"""
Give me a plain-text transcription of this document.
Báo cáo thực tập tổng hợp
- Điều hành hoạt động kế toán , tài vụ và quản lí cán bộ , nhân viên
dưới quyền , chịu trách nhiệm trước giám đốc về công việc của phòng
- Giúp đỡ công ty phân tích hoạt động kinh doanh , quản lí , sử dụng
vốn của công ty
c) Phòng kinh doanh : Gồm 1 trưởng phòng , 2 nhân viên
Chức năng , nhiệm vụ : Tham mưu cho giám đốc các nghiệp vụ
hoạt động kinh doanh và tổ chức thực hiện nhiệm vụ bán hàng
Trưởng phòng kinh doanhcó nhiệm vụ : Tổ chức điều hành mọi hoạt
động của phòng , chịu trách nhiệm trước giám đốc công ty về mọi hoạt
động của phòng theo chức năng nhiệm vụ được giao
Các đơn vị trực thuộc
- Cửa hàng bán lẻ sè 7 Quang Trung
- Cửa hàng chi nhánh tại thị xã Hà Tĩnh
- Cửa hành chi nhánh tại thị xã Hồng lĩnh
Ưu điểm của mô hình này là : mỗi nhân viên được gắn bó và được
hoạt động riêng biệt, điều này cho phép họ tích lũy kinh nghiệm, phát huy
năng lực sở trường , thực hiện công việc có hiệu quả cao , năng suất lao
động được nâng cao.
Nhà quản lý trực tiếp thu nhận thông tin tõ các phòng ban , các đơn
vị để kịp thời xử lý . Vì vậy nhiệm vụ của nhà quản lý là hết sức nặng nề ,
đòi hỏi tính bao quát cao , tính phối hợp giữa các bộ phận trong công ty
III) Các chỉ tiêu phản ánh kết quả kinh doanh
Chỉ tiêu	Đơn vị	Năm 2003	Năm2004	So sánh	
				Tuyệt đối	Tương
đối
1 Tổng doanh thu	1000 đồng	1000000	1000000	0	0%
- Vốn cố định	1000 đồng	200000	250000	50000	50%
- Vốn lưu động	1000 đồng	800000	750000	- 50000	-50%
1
"""
▸ **SHORT TASK**
Return every record above exactly as it appears.

▸ **REPLY TO THE EXERCISE**
Give me a plain-text transcription of this document.
Báo cáo thực tập tổng hợp
- Điều hành hoạt động kế toán , tài vụ và quản lí cán bộ , nhân viên
dưới quyền , chịu trách nhiệm trước giám đốc về công việc của phòng
- Giúp đỡ công ty phân tích hoạt động kinh doanh , quản lí , sử dụng
vốn của công ty
c) Phòng kinh doanh : Gồm 1 trưởng phòng , 2 nhân viên
Chức năng , nhiệm vụ : Tham mưu cho giám đốc các nghiệp vụ
hoạt động kinh doanh và tổ chức thực hiện nhiệm vụ bán hàng
Trưởng phòng kinh doanhcó nhiệm vụ : Tổ chức điều hành mọi hoạt
động của phòng , chịu trách nhiệm trước giám đốc công ty về mọi hoạt
động của phòng theo chức năng nhiệm vụ được giao
Các đơn vị trực thuộc
- Cửa hàng bán lẻ sè 7 Quang Trung
- Cửa hàng chi nhánh tại thị xã Hà Tĩnh
- Cửa hành chi nhánh tại thị xã Hồng lĩnh
Ưu điểm của mô hình này là : mỗi nhân viên được gắn bó và được
hoạt động riêng biệt, điều này cho phép họ tích lũy kinh nghiệm, phát huy
năng lực sở trường , thực hiện công việc có hiệu quả cao , năng suất lao
động được nâng cao.
Nhà quản lý trực tiếp thu nhận thông tin tõ các phòng ban , các đơn
vị để kịp thời xử lý . Vì vậy nhiệm vụ của nhà quản lý là hết sức nặng nề ,
đòi hỏi tính bao quát cao , tính phối hợp giữa các bộ phận trong công ty
III) Các chỉ tiêu phản ánh kết quả kinh doanh
Chỉ tiêu	Đơn vị	Năm 2003	Năm2004	So sánh	
				Tuyệt đối	Tương
đối
1 Tổng doanh thu	1000 đồng	1000000	1000000	0	0%
- Vốn cố định	1000 đồng	200000	250000	50000	50%
- Vốn lưu động	1000 đồng	800000	750000	- 50000	-50%
1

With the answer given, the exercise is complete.